● REQUIRED WORK: Pictures aside, quote the whole listing exactly.

● RECORDS PROVIDED:
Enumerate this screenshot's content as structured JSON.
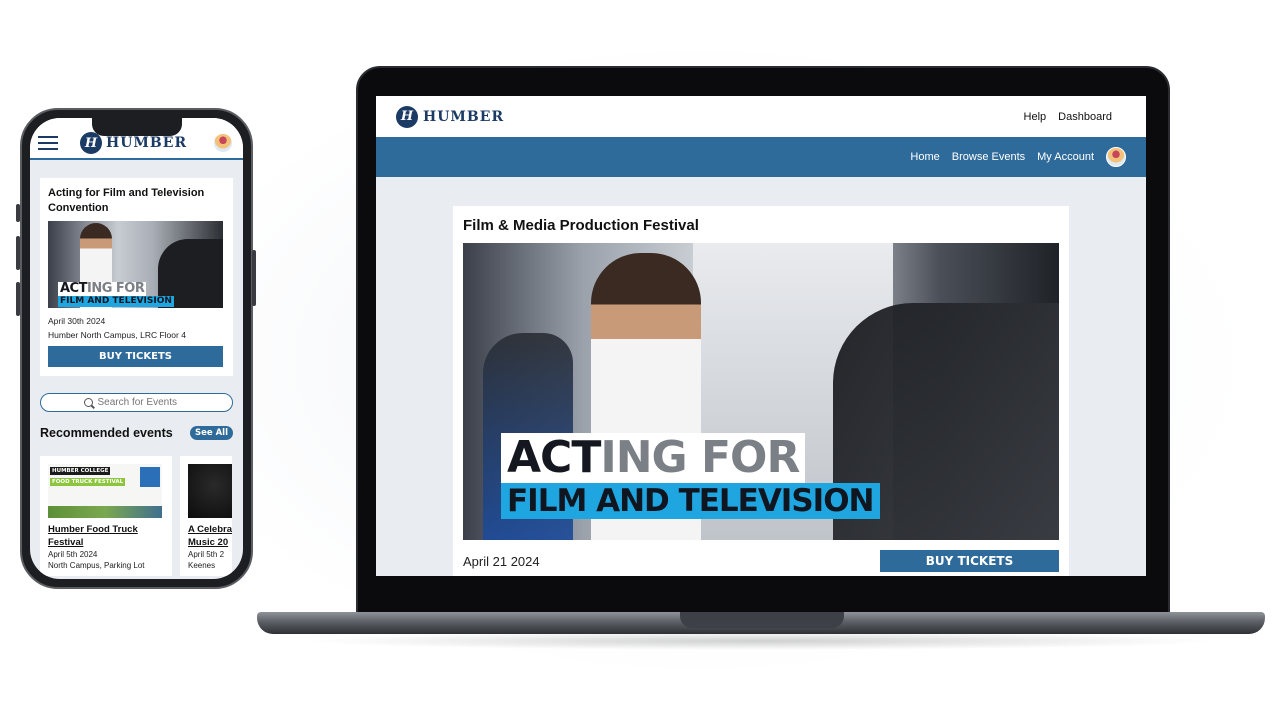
{
  "brand": {
    "logo_text": "HUMBER",
    "logo_mark": "H"
  },
  "colors": {
    "primary": "#2f6b9a",
    "brand_navy": "#1b3a64",
    "accent_blue": "#1fa6e0"
  },
  "desktop": {
    "topbar": {
      "help": "Help",
      "dashboard": "Dashboard"
    },
    "nav": {
      "home": "Home",
      "browse": "Browse Events",
      "account": "My Account"
    },
    "event": {
      "title": "Film & Media Production Festival",
      "hero_line1_dark": "ACT",
      "hero_line1_grey": "ING FOR",
      "hero_line2": "FILM AND TELEVISION",
      "date": "April 21 2024",
      "buy_label": "BUY TICKETS"
    }
  },
  "mobile": {
    "featured": {
      "title": "Acting for Film and Television Convention",
      "hero_line1_dark": "ACT",
      "hero_line1_grey": "ING FOR",
      "hero_line2": "FILM AND TELEVISION",
      "date": "April 30th 2024",
      "location": "Humber North Campus, LRC Floor 4",
      "buy_label": "BUY TICKETS"
    },
    "search": {
      "placeholder": "Search for Events"
    },
    "recommended": {
      "heading": "Recommended events",
      "see_all": "See All",
      "items": [
        {
          "title_line1": "Humber Food Truck",
          "title_line2": "Festival",
          "date": "April 5th 2024",
          "location": "North Campus, Parking Lot",
          "thumb_tag1": "HUMBER COLLEGE",
          "thumb_tag2": "FOOD TRUCK FESTIVAL"
        },
        {
          "title_line1": "A Celebra",
          "title_line2": "Music 20",
          "date": "April 5th 2",
          "location": "Keenes"
        }
      ]
    }
  },
  "icons": {
    "menu": "hamburger-icon",
    "search": "search-icon",
    "avatar": "user-avatar"
  }
}
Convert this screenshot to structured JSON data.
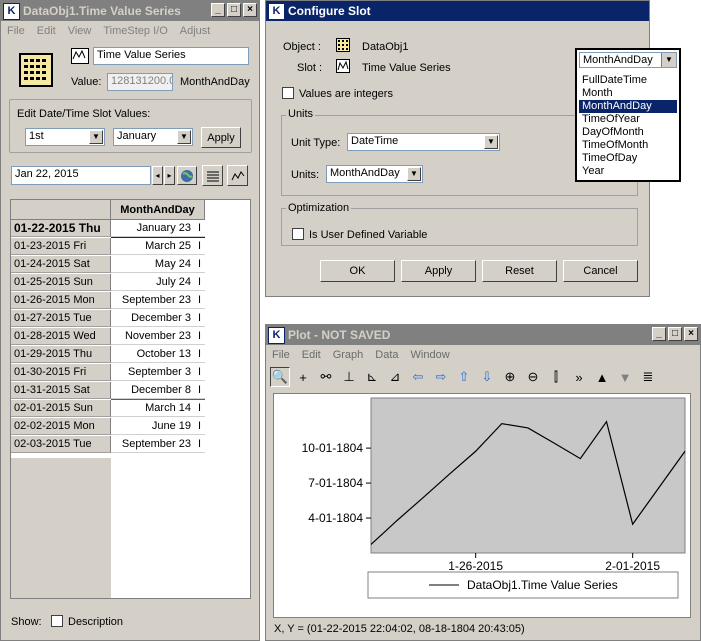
{
  "left_window": {
    "title": "DataObj1.Time Value Series",
    "menu": [
      "File",
      "Edit",
      "View",
      "TimeStep I/O",
      "Adjust"
    ],
    "slot_name": "Time Value Series",
    "value_label": "Value:",
    "value": "128131200.0",
    "value_unit": "MonthAndDay",
    "edit_group_label": "Edit Date/Time Slot Values:",
    "day_select": "1st",
    "month_select": "January",
    "apply_label": "Apply",
    "date_field": "Jan 22, 2015",
    "column_header": "MonthAndDay",
    "rows": [
      {
        "date": "01-22-2015 Thu",
        "value": "January 23",
        "flag": "I"
      },
      {
        "date": "01-23-2015 Fri",
        "value": "March 25",
        "flag": "I"
      },
      {
        "date": "01-24-2015 Sat",
        "value": "May 24",
        "flag": "I"
      },
      {
        "date": "01-25-2015 Sun",
        "value": "July 24",
        "flag": "I"
      },
      {
        "date": "01-26-2015 Mon",
        "value": "September 23",
        "flag": "I"
      },
      {
        "date": "01-27-2015 Tue",
        "value": "December 3",
        "flag": "I"
      },
      {
        "date": "01-28-2015 Wed",
        "value": "November 23",
        "flag": "I"
      },
      {
        "date": "01-29-2015 Thu",
        "value": "October 13",
        "flag": "I"
      },
      {
        "date": "01-30-2015 Fri",
        "value": "September 3",
        "flag": "I"
      },
      {
        "date": "01-31-2015 Sat",
        "value": "December 8",
        "flag": "I"
      },
      {
        "date": "02-01-2015 Sun",
        "value": "March 14",
        "flag": "I"
      },
      {
        "date": "02-02-2015 Mon",
        "value": "June 19",
        "flag": "I"
      },
      {
        "date": "02-03-2015 Tue",
        "value": "September 23",
        "flag": "I"
      }
    ],
    "show_label": "Show:",
    "description_label": "Description"
  },
  "configure_window": {
    "title": "Configure Slot",
    "object_label": "Object :",
    "object_value": "DataObj1",
    "slot_label": "Slot :",
    "slot_value": "Time Value Series",
    "integers_label": "Values are integers",
    "units_group": "Units",
    "unit_type_label": "Unit Type:",
    "unit_type_value": "DateTime",
    "units_label": "Units:",
    "units_value": "MonthAndDay",
    "optimization_group": "Optimization",
    "user_defined_label": "Is User Defined Variable",
    "buttons": {
      "ok": "OK",
      "apply": "Apply",
      "reset": "Reset",
      "cancel": "Cancel"
    }
  },
  "dropdown": {
    "selected": "MonthAndDay",
    "options": [
      "FullDateTime",
      "Month",
      "MonthAndDay",
      "TimeOfYear",
      "DayOfMonth",
      "TimeOfMonth",
      "TimeOfDay",
      "Year"
    ]
  },
  "plot_window": {
    "title": "Plot - NOT SAVED",
    "menu": [
      "File",
      "Edit",
      "Graph",
      "Data",
      "Window"
    ],
    "status": "X, Y = (01-22-2015 22:04:02, 08-18-1804 20:43:05)"
  },
  "chart_data": {
    "type": "line",
    "x": [
      "01-22-2015",
      "01-23-2015",
      "01-24-2015",
      "01-25-2015",
      "01-26-2015",
      "01-27-2015",
      "01-28-2015",
      "01-29-2015",
      "01-30-2015",
      "01-31-2015",
      "02-01-2015",
      "02-02-2015",
      "02-03-2015"
    ],
    "y_tick_labels": [
      "4-01-1804",
      "7-01-1804",
      "10-01-1804"
    ],
    "x_tick_labels": [
      "1-26-2015",
      "2-01-2015"
    ],
    "y_values_months": [
      0.73,
      2.8,
      4.77,
      6.77,
      8.73,
      11.1,
      10.73,
      9.43,
      8.1,
      11.27,
      2.47,
      5.6,
      8.73
    ],
    "ylim_months": [
      0,
      13.3
    ],
    "series": [
      {
        "name": "DataObj1.Time Value Series"
      }
    ],
    "legend_position": "bottom",
    "grid": false
  }
}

● RESPONSE TO THE TASK:
Enumerate this screenshot's content as structured JSON.
{
  "brand": {
    "logo_text": "HUMBER",
    "logo_mark": "H"
  },
  "colors": {
    "primary": "#2f6b9a",
    "brand_navy": "#1b3a64",
    "accent_blue": "#1fa6e0"
  },
  "desktop": {
    "topbar": {
      "help": "Help",
      "dashboard": "Dashboard"
    },
    "nav": {
      "home": "Home",
      "browse": "Browse Events",
      "account": "My Account"
    },
    "event": {
      "title": "Film & Media Production Festival",
      "hero_line1_dark": "ACT",
      "hero_line1_grey": "ING FOR",
      "hero_line2": "FILM AND TELEVISION",
      "date": "April 21 2024",
      "buy_label": "BUY TICKETS"
    }
  },
  "mobile": {
    "featured": {
      "title": "Acting for Film and Television Convention",
      "hero_line1_dark": "ACT",
      "hero_line1_grey": "ING FOR",
      "hero_line2": "FILM AND TELEVISION",
      "date": "April 30th 2024",
      "location": "Humber North Campus, LRC Floor 4",
      "buy_label": "BUY TICKETS"
    },
    "search": {
      "placeholder": "Search for Events"
    },
    "recommended": {
      "heading": "Recommended events",
      "see_all": "See All",
      "items": [
        {
          "title_line1": "Humber Food Truck",
          "title_line2": "Festival",
          "date": "April 5th 2024",
          "location": "North Campus, Parking Lot",
          "thumb_tag1": "HUMBER COLLEGE",
          "thumb_tag2": "FOOD TRUCK FESTIVAL"
        },
        {
          "title_line1": "A Celebra",
          "title_line2": "Music 20",
          "date": "April 5th 2",
          "location": "Keenes"
        }
      ]
    }
  },
  "icons": {
    "menu": "hamburger-icon",
    "search": "search-icon",
    "avatar": "user-avatar"
  }
}
Convert this screenshot to structured JSON data.
{
  "left_window": {
    "title": "DataObj1.Time Value Series",
    "menu": [
      "File",
      "Edit",
      "View",
      "TimeStep I/O",
      "Adjust"
    ],
    "slot_name": "Time Value Series",
    "value_label": "Value:",
    "value": "128131200.0",
    "value_unit": "MonthAndDay",
    "edit_group_label": "Edit Date/Time Slot Values:",
    "day_select": "1st",
    "month_select": "January",
    "apply_label": "Apply",
    "date_field": "Jan 22, 2015",
    "column_header": "MonthAndDay",
    "rows": [
      {
        "date": "01-22-2015 Thu",
        "value": "January 23",
        "flag": "I"
      },
      {
        "date": "01-23-2015 Fri",
        "value": "March 25",
        "flag": "I"
      },
      {
        "date": "01-24-2015 Sat",
        "value": "May 24",
        "flag": "I"
      },
      {
        "date": "01-25-2015 Sun",
        "value": "July 24",
        "flag": "I"
      },
      {
        "date": "01-26-2015 Mon",
        "value": "September 23",
        "flag": "I"
      },
      {
        "date": "01-27-2015 Tue",
        "value": "December 3",
        "flag": "I"
      },
      {
        "date": "01-28-2015 Wed",
        "value": "November 23",
        "flag": "I"
      },
      {
        "date": "01-29-2015 Thu",
        "value": "October 13",
        "flag": "I"
      },
      {
        "date": "01-30-2015 Fri",
        "value": "September 3",
        "flag": "I"
      },
      {
        "date": "01-31-2015 Sat",
        "value": "December 8",
        "flag": "I"
      },
      {
        "date": "02-01-2015 Sun",
        "value": "March 14",
        "flag": "I"
      },
      {
        "date": "02-02-2015 Mon",
        "value": "June 19",
        "flag": "I"
      },
      {
        "date": "02-03-2015 Tue",
        "value": "September 23",
        "flag": "I"
      }
    ],
    "show_label": "Show:",
    "description_label": "Description"
  },
  "configure_window": {
    "title": "Configure Slot",
    "object_label": "Object :",
    "object_value": "DataObj1",
    "slot_label": "Slot :",
    "slot_value": "Time Value Series",
    "integers_label": "Values are integers",
    "units_group": "Units",
    "unit_type_label": "Unit Type:",
    "unit_type_value": "DateTime",
    "units_label": "Units:",
    "units_value": "MonthAndDay",
    "optimization_group": "Optimization",
    "user_defined_label": "Is User Defined Variable",
    "buttons": {
      "ok": "OK",
      "apply": "Apply",
      "reset": "Reset",
      "cancel": "Cancel"
    }
  },
  "dropdown": {
    "selected": "MonthAndDay",
    "options": [
      "FullDateTime",
      "Month",
      "MonthAndDay",
      "TimeOfYear",
      "DayOfMonth",
      "TimeOfMonth",
      "TimeOfDay",
      "Year"
    ]
  },
  "plot_window": {
    "title": "Plot - NOT SAVED",
    "menu": [
      "File",
      "Edit",
      "Graph",
      "Data",
      "Window"
    ],
    "status": "X, Y = (01-22-2015 22:04:02, 08-18-1804 20:43:05)"
  },
  "chart_data": {
    "type": "line",
    "x": [
      "01-22-2015",
      "01-23-2015",
      "01-24-2015",
      "01-25-2015",
      "01-26-2015",
      "01-27-2015",
      "01-28-2015",
      "01-29-2015",
      "01-30-2015",
      "01-31-2015",
      "02-01-2015",
      "02-02-2015",
      "02-03-2015"
    ],
    "y_tick_labels": [
      "4-01-1804",
      "7-01-1804",
      "10-01-1804"
    ],
    "x_tick_labels": [
      "1-26-2015",
      "2-01-2015"
    ],
    "y_values_months": [
      0.73,
      2.8,
      4.77,
      6.77,
      8.73,
      11.1,
      10.73,
      9.43,
      8.1,
      11.27,
      2.47,
      5.6,
      8.73
    ],
    "ylim_months": [
      0,
      13.3
    ],
    "series": [
      {
        "name": "DataObj1.Time Value Series"
      }
    ],
    "legend_position": "bottom",
    "grid": false
  }
}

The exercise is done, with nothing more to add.